::: LISTING :::
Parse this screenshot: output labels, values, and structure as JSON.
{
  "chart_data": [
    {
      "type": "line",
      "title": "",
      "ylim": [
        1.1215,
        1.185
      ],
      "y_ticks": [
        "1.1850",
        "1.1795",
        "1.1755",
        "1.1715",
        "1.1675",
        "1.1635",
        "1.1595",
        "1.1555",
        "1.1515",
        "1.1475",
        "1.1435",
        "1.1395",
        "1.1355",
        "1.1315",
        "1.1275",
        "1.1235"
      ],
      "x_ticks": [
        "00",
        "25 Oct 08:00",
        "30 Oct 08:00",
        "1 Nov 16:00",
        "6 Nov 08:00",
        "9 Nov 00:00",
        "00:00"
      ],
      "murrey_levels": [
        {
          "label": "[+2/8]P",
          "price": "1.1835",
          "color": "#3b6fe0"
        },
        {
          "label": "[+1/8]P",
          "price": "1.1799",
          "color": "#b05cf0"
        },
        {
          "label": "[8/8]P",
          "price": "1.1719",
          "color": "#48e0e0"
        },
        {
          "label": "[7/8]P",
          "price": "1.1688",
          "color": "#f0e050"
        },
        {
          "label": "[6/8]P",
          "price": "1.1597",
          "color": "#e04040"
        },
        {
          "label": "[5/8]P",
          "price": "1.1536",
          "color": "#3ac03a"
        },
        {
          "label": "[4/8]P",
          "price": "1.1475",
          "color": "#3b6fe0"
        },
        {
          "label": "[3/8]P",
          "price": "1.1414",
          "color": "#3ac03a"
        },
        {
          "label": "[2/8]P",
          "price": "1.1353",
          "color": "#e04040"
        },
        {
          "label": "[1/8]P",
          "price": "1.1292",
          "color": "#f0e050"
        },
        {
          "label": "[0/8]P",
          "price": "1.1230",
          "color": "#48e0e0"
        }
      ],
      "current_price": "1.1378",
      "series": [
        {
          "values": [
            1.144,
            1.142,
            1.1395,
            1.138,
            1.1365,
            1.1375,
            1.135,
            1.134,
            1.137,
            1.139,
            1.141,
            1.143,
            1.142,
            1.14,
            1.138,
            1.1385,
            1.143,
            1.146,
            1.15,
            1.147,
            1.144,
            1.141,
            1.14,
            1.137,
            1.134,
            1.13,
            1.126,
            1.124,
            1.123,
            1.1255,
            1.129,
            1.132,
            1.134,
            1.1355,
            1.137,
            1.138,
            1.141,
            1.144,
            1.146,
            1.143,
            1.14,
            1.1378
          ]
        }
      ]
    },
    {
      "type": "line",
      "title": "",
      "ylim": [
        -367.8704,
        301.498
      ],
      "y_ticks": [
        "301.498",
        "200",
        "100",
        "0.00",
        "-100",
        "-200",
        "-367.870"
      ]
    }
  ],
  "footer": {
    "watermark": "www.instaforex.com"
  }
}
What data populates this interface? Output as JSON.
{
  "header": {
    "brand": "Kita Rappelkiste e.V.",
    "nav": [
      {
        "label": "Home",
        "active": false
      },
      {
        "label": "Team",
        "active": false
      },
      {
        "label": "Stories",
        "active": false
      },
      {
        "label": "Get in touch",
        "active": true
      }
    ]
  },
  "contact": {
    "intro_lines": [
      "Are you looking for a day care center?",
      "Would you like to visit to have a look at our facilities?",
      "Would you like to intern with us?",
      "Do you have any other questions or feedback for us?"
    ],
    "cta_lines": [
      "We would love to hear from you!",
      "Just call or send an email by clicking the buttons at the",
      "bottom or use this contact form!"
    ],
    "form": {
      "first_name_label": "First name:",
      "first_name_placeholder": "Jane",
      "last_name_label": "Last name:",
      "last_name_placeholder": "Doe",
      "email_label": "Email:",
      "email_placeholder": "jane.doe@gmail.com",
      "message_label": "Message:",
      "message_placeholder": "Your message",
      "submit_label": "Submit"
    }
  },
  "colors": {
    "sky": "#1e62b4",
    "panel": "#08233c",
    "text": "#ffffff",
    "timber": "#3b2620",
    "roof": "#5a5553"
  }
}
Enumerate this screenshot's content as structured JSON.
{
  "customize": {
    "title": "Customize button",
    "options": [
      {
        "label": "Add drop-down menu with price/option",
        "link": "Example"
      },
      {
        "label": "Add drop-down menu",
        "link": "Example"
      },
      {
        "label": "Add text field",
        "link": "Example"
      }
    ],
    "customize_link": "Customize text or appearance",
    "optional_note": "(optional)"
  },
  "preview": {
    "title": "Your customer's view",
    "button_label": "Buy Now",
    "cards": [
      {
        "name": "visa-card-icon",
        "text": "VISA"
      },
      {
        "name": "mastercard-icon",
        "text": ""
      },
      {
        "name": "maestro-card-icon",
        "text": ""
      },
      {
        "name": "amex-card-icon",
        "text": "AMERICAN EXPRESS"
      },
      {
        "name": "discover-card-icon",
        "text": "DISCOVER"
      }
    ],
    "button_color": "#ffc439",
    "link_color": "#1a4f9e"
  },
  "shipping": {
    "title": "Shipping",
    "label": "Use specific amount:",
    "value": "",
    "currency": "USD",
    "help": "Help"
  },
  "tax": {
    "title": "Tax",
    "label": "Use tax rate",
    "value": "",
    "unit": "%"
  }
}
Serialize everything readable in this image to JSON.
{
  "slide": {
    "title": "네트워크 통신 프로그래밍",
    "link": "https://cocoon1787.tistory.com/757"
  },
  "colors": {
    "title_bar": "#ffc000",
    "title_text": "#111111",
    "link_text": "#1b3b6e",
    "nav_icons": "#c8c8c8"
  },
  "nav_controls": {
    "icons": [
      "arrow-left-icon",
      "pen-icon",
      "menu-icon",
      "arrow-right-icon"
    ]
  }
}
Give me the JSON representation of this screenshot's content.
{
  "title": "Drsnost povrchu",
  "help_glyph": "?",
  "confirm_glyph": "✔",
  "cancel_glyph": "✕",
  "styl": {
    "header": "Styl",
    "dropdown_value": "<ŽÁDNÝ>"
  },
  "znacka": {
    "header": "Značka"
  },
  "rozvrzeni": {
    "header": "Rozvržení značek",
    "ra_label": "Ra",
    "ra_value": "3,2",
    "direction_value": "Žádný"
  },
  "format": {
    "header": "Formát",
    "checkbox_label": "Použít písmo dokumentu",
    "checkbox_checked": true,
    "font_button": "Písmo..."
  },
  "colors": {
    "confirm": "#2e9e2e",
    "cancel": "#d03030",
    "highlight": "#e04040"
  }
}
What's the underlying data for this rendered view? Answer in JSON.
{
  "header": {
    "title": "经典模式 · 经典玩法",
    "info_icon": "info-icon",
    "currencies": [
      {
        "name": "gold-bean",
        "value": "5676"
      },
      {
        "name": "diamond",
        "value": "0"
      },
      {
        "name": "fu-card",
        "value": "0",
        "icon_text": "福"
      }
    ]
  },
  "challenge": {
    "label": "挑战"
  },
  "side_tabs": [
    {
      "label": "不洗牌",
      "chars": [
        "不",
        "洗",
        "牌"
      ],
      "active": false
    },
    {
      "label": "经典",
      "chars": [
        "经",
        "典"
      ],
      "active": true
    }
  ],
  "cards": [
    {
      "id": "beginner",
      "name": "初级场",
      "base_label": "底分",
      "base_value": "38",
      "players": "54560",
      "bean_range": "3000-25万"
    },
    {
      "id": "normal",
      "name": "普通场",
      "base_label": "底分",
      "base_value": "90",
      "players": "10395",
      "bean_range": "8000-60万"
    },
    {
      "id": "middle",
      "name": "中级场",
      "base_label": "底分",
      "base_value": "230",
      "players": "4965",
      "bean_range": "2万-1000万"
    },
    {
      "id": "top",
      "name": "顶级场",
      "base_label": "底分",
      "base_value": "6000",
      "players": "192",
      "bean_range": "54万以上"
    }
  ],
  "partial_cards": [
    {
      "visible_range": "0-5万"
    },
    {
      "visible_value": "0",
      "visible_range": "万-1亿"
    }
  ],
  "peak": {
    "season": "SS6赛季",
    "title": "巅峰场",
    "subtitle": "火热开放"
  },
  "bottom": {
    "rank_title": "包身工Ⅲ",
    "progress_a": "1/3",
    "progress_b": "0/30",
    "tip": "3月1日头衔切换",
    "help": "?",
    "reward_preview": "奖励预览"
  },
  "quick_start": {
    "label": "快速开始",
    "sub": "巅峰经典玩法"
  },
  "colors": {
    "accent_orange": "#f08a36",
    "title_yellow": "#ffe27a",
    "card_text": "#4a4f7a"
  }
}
:::
• [TASK PROMPT]:
Copy out every line of the listing that contains the string "true".

• [RESULT OF THIS EXERCISE]:
        "active": true
    "checkbox_checked": true,
      "active": true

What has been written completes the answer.